Repeat the records below exactly as they appear.

Begin

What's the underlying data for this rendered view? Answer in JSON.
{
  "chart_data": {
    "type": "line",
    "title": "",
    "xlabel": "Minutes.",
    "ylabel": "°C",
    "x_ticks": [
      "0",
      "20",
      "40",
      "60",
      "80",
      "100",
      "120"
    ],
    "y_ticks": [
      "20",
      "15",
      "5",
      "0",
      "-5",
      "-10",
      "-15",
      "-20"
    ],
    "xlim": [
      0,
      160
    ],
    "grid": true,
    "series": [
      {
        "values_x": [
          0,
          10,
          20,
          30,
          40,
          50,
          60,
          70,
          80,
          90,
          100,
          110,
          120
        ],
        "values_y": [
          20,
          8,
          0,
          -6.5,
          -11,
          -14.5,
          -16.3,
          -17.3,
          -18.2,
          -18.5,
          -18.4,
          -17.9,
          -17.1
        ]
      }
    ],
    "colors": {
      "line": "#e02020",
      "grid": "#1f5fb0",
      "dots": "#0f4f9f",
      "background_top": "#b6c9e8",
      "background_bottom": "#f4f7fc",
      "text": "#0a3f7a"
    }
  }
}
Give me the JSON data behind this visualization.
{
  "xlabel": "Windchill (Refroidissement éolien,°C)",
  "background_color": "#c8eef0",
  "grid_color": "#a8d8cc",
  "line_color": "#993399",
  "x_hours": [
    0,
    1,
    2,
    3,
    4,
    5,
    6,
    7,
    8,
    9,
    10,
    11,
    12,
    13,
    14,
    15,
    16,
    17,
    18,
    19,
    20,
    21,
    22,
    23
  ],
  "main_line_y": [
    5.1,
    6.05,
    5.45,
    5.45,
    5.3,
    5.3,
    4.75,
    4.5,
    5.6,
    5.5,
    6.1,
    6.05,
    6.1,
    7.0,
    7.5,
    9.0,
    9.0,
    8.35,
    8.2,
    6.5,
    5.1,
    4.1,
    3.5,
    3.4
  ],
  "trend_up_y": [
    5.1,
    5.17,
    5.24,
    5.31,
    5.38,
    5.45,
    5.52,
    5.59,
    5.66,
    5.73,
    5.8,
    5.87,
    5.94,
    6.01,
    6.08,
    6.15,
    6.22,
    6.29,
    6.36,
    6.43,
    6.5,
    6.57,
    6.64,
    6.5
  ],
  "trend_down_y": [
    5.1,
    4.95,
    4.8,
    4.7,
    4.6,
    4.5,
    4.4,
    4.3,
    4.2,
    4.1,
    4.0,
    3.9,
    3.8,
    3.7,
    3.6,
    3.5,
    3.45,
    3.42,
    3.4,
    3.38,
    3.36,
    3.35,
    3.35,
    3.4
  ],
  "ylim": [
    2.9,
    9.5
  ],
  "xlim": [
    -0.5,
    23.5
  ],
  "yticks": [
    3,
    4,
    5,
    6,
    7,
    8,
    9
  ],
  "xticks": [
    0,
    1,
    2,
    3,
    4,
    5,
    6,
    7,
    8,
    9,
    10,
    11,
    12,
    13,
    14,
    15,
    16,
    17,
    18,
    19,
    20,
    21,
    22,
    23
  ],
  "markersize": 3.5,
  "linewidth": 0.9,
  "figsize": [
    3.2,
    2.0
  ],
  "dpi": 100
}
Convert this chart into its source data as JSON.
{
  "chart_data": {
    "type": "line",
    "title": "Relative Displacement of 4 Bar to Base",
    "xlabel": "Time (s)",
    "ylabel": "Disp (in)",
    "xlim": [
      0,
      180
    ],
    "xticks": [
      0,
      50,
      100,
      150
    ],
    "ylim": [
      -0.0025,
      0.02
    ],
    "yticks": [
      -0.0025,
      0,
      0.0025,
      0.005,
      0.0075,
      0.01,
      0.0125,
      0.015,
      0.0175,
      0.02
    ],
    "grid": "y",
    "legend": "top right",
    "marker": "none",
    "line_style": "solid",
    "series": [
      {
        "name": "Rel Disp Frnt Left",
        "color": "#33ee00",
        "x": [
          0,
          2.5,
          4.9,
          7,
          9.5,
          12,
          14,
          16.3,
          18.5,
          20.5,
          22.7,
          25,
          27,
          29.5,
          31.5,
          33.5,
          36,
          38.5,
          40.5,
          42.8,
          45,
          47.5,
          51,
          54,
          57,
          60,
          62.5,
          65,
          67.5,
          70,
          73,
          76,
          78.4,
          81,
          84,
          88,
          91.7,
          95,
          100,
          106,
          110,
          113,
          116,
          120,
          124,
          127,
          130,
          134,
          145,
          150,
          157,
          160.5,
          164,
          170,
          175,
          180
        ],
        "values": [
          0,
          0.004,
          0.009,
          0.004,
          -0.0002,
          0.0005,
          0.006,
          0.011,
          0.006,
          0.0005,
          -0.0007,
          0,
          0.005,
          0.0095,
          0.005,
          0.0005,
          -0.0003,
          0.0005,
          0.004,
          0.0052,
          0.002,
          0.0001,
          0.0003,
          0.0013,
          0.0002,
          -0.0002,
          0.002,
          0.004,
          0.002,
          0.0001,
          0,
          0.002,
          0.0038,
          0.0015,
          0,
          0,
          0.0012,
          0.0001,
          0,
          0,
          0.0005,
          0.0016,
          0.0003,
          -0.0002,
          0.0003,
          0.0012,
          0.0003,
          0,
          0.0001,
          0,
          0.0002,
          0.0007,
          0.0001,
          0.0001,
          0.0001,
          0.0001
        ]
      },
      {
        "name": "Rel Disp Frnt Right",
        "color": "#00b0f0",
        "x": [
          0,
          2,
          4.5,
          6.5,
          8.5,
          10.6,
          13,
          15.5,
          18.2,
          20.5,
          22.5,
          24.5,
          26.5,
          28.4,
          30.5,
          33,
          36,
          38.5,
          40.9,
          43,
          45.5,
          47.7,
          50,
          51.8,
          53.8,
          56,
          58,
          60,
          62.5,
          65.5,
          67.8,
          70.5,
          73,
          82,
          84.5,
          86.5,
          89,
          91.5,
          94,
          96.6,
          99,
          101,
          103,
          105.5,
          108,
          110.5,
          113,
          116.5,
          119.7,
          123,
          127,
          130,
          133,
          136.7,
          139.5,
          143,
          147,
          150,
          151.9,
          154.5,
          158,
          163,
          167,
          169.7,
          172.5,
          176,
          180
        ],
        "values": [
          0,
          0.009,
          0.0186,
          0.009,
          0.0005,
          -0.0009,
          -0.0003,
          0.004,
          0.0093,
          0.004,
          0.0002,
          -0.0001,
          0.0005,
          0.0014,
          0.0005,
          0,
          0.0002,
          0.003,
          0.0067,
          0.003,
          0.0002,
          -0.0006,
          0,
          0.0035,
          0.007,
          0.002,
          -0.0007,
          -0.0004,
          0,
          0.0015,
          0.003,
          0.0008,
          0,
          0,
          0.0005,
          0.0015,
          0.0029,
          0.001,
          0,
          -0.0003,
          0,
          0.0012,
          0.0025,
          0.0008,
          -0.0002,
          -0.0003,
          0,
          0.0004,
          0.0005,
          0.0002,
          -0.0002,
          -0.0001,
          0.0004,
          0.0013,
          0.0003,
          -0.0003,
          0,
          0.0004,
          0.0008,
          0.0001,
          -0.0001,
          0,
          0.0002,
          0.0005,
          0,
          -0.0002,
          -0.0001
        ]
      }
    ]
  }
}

End

* WRITTEN RESPONSE
What's the underlying data for this rendered view? Answer in JSON.
{
  "chart_data": {
    "type": "line",
    "title": "",
    "xlabel": "Minutes.",
    "ylabel": "°C",
    "x_ticks": [
      "0",
      "20",
      "40",
      "60",
      "80",
      "100",
      "120"
    ],
    "y_ticks": [
      "20",
      "15",
      "5",
      "0",
      "-5",
      "-10",
      "-15",
      "-20"
    ],
    "xlim": [
      0,
      160
    ],
    "grid": true,
    "series": [
      {
        "values_x": [
          0,
          10,
          20,
          30,
          40,
          50,
          60,
          70,
          80,
          90,
          100,
          110,
          120
        ],
        "values_y": [
          20,
          8,
          0,
          -6.5,
          -11,
          -14.5,
          -16.3,
          -17.3,
          -18.2,
          -18.5,
          -18.4,
          -17.9,
          -17.1
        ]
      }
    ],
    "colors": {
      "line": "#e02020",
      "grid": "#1f5fb0",
      "dots": "#0f4f9f",
      "background_top": "#b6c9e8",
      "background_bottom": "#f4f7fc",
      "text": "#0a3f7a"
    }
  }
}
Give me the JSON data behind this visualization.
{
  "xlabel": "Windchill (Refroidissement éolien,°C)",
  "background_color": "#c8eef0",
  "grid_color": "#a8d8cc",
  "line_color": "#993399",
  "x_hours": [
    0,
    1,
    2,
    3,
    4,
    5,
    6,
    7,
    8,
    9,
    10,
    11,
    12,
    13,
    14,
    15,
    16,
    17,
    18,
    19,
    20,
    21,
    22,
    23
  ],
  "main_line_y": [
    5.1,
    6.05,
    5.45,
    5.45,
    5.3,
    5.3,
    4.75,
    4.5,
    5.6,
    5.5,
    6.1,
    6.05,
    6.1,
    7.0,
    7.5,
    9.0,
    9.0,
    8.35,
    8.2,
    6.5,
    5.1,
    4.1,
    3.5,
    3.4
  ],
  "trend_up_y": [
    5.1,
    5.17,
    5.24,
    5.31,
    5.38,
    5.45,
    5.52,
    5.59,
    5.66,
    5.73,
    5.8,
    5.87,
    5.94,
    6.01,
    6.08,
    6.15,
    6.22,
    6.29,
    6.36,
    6.43,
    6.5,
    6.57,
    6.64,
    6.5
  ],
  "trend_down_y": [
    5.1,
    4.95,
    4.8,
    4.7,
    4.6,
    4.5,
    4.4,
    4.3,
    4.2,
    4.1,
    4.0,
    3.9,
    3.8,
    3.7,
    3.6,
    3.5,
    3.45,
    3.42,
    3.4,
    3.38,
    3.36,
    3.35,
    3.35,
    3.4
  ],
  "ylim": [
    2.9,
    9.5
  ],
  "xlim": [
    -0.5,
    23.5
  ],
  "yticks": [
    3,
    4,
    5,
    6,
    7,
    8,
    9
  ],
  "xticks": [
    0,
    1,
    2,
    3,
    4,
    5,
    6,
    7,
    8,
    9,
    10,
    11,
    12,
    13,
    14,
    15,
    16,
    17,
    18,
    19,
    20,
    21,
    22,
    23
  ],
  "markersize": 3.5,
  "linewidth": 0.9,
  "figsize": [
    3.2,
    2.0
  ],
  "dpi": 100
}
Convert this chart into its source data as JSON.
{
  "chart_data": {
    "type": "line",
    "title": "Relative Displacement of 4 Bar to Base",
    "xlabel": "Time (s)",
    "ylabel": "Disp (in)",
    "xlim": [
      0,
      180
    ],
    "xticks": [
      0,
      50,
      100,
      150
    ],
    "ylim": [
      -0.0025,
      0.02
    ],
    "yticks": [
      -0.0025,
      0,
      0.0025,
      0.005,
      0.0075,
      0.01,
      0.0125,
      0.015,
      0.0175,
      0.02
    ],
    "grid": "y",
    "legend": "top right",
    "marker": "none",
    "line_style": "solid",
    "series": [
      {
        "name": "Rel Disp Frnt Left",
        "color": "#33ee00",
        "x": [
          0,
          2.5,
          4.9,
          7,
          9.5,
          12,
          14,
          16.3,
          18.5,
          20.5,
          22.7,
          25,
          27,
          29.5,
          31.5,
          33.5,
          36,
          38.5,
          40.5,
          42.8,
          45,
          47.5,
          51,
          54,
          57,
          60,
          62.5,
          65,
          67.5,
          70,
          73,
          76,
          78.4,
          81,
          84,
          88,
          91.7,
          95,
          100,
          106,
          110,
          113,
          116,
          120,
          124,
          127,
          130,
          134,
          145,
          150,
          157,
          160.5,
          164,
          170,
          175,
          180
        ],
        "values": [
          0,
          0.004,
          0.009,
          0.004,
          -0.0002,
          0.0005,
          0.006,
          0.011,
          0.006,
          0.0005,
          -0.0007,
          0,
          0.005,
          0.0095,
          0.005,
          0.0005,
          -0.0003,
          0.0005,
          0.004,
          0.0052,
          0.002,
          0.0001,
          0.0003,
          0.0013,
          0.0002,
          -0.0002,
          0.002,
          0.004,
          0.002,
          0.0001,
          0,
          0.002,
          0.0038,
          0.0015,
          0,
          0,
          0.0012,
          0.0001,
          0,
          0,
          0.0005,
          0.0016,
          0.0003,
          -0.0002,
          0.0003,
          0.0012,
          0.0003,
          0,
          0.0001,
          0,
          0.0002,
          0.0007,
          0.0001,
          0.0001,
          0.0001,
          0.0001
        ]
      },
      {
        "name": "Rel Disp Frnt Right",
        "color": "#00b0f0",
        "x": [
          0,
          2,
          4.5,
          6.5,
          8.5,
          10.6,
          13,
          15.5,
          18.2,
          20.5,
          22.5,
          24.5,
          26.5,
          28.4,
          30.5,
          33,
          36,
          38.5,
          40.9,
          43,
          45.5,
          47.7,
          50,
          51.8,
          53.8,
          56,
          58,
          60,
          62.5,
          65.5,
          67.8,
          70.5,
          73,
          82,
          84.5,
          86.5,
          89,
          91.5,
          94,
          96.6,
          99,
          101,
          103,
          105.5,
          108,
          110.5,
          113,
          116.5,
          119.7,
          123,
          127,
          130,
          133,
          136.7,
          139.5,
          143,
          147,
          150,
          151.9,
          154.5,
          158,
          163,
          167,
          169.7,
          172.5,
          176,
          180
        ],
        "values": [
          0,
          0.009,
          0.0186,
          0.009,
          0.0005,
          -0.0009,
          -0.0003,
          0.004,
          0.0093,
          0.004,
          0.0002,
          -0.0001,
          0.0005,
          0.0014,
          0.0005,
          0,
          0.0002,
          0.003,
          0.0067,
          0.003,
          0.0002,
          -0.0006,
          0,
          0.0035,
          0.007,
          0.002,
          -0.0007,
          -0.0004,
          0,
          0.0015,
          0.003,
          0.0008,
          0,
          0,
          0.0005,
          0.0015,
          0.0029,
          0.001,
          0,
          -0.0003,
          0,
          0.0012,
          0.0025,
          0.0008,
          -0.0002,
          -0.0003,
          0,
          0.0004,
          0.0005,
          0.0002,
          -0.0002,
          -0.0001,
          0.0004,
          0.0013,
          0.0003,
          -0.0003,
          0,
          0.0004,
          0.0008,
          0.0001,
          -0.0001,
          0,
          0.0002,
          0.0005,
          0,
          -0.0002,
          -0.0001
        ]
      }
    ]
  }
}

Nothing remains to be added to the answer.